- AVAILABLE DATA:
## start

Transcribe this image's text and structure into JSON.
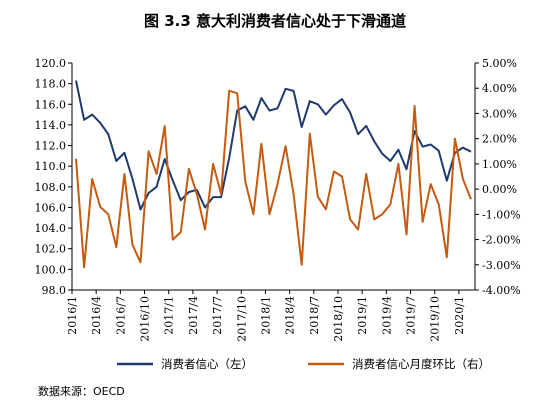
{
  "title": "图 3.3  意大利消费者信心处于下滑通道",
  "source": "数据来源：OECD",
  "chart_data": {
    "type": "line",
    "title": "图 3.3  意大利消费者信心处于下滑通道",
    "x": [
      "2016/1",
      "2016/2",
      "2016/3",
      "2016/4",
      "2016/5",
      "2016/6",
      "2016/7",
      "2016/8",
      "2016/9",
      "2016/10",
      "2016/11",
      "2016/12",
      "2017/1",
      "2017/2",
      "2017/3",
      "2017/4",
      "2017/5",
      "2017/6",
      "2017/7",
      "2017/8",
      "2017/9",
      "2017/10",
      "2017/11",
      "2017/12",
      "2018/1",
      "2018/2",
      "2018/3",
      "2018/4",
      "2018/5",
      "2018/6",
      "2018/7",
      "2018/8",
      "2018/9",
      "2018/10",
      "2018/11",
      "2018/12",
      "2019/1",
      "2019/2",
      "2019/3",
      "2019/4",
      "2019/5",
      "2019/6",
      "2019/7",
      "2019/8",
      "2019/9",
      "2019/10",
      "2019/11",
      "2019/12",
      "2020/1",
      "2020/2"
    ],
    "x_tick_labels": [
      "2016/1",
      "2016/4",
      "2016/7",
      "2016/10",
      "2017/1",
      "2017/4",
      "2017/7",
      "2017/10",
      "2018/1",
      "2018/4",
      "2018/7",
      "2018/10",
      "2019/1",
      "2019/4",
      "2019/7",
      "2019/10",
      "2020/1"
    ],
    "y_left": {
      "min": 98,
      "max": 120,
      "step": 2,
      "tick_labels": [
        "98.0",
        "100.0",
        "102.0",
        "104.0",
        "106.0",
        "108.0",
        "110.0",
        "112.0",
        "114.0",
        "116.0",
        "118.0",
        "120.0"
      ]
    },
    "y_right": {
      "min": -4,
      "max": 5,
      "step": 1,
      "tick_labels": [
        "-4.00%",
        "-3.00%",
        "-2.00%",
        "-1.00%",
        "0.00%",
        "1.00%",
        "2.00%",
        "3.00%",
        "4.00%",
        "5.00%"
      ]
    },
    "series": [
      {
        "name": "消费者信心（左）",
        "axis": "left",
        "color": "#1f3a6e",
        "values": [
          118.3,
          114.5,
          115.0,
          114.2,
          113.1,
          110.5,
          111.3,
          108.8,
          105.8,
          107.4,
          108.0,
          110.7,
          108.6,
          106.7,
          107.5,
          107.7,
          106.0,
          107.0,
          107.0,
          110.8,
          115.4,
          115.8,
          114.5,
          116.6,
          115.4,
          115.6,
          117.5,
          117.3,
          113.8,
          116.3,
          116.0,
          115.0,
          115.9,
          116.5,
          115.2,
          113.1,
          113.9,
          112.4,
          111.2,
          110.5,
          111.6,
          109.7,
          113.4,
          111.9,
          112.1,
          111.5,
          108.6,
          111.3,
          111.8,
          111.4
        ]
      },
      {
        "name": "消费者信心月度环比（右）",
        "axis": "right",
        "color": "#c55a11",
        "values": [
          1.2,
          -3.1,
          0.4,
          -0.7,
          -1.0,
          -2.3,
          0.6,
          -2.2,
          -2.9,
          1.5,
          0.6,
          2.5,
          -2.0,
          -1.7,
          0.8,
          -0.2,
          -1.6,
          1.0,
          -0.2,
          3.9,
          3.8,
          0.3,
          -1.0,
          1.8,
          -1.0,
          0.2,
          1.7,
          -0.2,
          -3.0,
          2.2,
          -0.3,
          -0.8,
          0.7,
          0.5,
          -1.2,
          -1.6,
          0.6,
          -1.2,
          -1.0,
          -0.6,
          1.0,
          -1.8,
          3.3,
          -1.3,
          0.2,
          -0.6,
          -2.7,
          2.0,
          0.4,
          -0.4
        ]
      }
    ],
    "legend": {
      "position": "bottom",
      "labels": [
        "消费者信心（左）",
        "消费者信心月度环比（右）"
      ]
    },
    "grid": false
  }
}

## end
## start

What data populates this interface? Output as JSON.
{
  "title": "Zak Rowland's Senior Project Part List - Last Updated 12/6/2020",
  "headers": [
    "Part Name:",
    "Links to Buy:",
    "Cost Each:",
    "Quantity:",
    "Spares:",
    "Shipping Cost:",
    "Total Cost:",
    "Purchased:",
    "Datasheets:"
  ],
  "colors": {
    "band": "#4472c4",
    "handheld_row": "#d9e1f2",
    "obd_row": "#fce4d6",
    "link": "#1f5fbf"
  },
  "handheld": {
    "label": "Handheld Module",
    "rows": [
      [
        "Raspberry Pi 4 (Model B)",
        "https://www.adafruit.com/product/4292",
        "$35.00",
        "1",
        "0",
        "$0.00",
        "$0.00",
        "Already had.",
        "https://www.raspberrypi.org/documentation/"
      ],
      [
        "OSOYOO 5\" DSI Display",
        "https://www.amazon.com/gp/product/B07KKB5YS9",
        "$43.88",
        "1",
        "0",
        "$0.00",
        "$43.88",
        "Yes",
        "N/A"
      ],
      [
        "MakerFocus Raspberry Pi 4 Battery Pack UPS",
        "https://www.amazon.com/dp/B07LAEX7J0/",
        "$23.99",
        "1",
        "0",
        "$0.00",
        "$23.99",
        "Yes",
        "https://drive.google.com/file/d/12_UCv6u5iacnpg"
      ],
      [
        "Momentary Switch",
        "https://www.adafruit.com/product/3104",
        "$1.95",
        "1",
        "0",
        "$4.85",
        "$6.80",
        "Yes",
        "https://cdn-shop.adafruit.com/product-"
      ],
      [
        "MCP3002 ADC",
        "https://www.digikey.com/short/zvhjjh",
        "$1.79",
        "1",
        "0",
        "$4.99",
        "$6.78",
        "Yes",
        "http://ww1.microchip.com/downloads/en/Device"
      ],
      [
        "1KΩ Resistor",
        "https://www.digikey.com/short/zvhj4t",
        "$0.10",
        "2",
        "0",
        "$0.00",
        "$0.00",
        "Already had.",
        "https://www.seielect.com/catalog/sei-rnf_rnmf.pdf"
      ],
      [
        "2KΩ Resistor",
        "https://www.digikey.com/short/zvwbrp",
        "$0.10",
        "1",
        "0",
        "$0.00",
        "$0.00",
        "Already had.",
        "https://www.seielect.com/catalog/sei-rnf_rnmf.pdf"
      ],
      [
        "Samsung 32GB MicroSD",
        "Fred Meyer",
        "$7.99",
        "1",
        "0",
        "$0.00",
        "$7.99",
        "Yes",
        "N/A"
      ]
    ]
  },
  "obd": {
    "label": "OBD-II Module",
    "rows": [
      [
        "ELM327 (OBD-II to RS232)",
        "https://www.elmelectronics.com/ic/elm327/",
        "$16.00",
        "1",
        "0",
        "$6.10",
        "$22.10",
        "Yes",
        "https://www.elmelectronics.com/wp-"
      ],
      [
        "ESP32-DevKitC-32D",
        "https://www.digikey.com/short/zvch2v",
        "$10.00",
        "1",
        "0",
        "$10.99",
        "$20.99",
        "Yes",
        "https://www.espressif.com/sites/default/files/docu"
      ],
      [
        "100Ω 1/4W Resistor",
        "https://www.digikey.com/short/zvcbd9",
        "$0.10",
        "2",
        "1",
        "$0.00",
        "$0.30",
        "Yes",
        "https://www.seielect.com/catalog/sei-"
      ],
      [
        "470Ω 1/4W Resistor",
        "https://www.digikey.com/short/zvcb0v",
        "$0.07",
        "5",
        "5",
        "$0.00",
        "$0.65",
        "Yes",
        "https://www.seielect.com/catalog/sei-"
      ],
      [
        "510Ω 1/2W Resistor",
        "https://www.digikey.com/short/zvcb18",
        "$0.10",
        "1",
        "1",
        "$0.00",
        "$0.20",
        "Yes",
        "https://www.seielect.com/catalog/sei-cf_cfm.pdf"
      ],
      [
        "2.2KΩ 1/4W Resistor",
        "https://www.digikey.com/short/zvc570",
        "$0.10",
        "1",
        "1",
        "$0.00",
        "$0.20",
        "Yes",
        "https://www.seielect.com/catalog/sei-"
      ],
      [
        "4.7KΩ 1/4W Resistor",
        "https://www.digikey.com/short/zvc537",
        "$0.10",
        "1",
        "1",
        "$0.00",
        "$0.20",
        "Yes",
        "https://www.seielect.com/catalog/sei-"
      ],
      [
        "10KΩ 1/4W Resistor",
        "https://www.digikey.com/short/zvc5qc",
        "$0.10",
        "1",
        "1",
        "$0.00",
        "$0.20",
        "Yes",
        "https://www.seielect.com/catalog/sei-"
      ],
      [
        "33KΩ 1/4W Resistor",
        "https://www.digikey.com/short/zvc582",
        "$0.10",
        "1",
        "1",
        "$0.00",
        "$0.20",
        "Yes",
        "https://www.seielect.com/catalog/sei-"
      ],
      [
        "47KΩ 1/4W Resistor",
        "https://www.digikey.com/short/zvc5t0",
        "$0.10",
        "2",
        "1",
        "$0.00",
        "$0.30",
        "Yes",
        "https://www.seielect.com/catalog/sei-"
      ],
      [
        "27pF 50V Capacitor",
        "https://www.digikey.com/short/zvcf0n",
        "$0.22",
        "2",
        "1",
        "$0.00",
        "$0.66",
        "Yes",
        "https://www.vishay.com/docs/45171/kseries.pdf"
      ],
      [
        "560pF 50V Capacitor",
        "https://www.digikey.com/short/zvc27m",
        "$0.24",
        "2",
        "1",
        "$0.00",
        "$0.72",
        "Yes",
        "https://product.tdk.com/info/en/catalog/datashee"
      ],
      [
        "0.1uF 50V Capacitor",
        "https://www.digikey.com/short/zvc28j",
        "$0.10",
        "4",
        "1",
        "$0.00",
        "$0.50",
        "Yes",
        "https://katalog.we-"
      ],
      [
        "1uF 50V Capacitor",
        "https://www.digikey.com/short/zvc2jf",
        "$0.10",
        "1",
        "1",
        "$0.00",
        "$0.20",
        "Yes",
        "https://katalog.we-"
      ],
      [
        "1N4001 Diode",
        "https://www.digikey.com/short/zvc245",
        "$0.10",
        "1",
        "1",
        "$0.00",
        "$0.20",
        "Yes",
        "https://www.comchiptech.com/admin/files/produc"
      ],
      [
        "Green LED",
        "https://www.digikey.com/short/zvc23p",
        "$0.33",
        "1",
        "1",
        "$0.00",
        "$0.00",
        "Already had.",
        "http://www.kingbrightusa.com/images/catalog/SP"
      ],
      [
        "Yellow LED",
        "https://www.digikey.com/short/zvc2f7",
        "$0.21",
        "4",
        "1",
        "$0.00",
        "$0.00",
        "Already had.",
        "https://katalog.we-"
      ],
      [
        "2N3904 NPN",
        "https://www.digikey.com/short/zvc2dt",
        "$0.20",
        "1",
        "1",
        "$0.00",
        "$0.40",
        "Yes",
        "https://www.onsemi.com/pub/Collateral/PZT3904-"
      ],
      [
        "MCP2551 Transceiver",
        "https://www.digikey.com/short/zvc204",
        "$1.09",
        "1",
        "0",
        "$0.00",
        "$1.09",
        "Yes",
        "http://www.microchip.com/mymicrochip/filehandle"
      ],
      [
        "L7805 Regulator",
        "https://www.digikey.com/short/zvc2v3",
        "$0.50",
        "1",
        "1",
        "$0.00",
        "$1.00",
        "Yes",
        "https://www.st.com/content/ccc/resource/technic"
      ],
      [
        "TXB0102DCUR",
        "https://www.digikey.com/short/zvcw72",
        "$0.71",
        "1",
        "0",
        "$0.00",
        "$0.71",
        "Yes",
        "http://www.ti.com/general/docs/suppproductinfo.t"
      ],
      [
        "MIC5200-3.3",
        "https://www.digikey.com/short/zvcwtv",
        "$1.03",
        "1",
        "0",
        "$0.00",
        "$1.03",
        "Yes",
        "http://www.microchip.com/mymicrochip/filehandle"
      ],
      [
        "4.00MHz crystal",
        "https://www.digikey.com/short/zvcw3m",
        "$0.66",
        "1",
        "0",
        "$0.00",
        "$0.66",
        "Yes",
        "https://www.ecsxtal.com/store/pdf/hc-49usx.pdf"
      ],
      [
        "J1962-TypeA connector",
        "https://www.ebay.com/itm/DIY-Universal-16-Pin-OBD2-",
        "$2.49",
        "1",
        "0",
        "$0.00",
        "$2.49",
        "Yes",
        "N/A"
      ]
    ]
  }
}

## end
## start

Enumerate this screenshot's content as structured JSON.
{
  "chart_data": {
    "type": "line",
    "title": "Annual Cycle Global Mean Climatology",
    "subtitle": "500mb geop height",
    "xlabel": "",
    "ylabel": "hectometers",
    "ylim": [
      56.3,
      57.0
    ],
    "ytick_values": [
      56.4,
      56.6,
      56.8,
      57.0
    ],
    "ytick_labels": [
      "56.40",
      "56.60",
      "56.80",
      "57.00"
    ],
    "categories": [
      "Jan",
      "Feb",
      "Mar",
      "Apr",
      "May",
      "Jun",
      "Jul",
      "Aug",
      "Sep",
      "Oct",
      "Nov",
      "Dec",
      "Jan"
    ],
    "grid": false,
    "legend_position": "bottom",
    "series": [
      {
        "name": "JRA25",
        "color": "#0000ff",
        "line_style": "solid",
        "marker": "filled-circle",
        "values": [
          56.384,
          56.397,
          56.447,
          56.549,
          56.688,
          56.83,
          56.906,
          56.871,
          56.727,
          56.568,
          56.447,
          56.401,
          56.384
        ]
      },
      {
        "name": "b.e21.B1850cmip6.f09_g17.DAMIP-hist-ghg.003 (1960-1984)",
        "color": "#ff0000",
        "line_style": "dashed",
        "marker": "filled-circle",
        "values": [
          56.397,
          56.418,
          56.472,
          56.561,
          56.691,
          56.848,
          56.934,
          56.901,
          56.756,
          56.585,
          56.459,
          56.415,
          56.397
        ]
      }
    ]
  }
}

## end

- OBJECTIVE:
Which lines in the listing above hold the word "adafruit"? Show each of them.

- SOLUTION:
        "https://www.adafruit.com/product/4292",
        "https://www.adafruit.com/product/3104",
        "https://cdn-shop.adafruit.com/product-"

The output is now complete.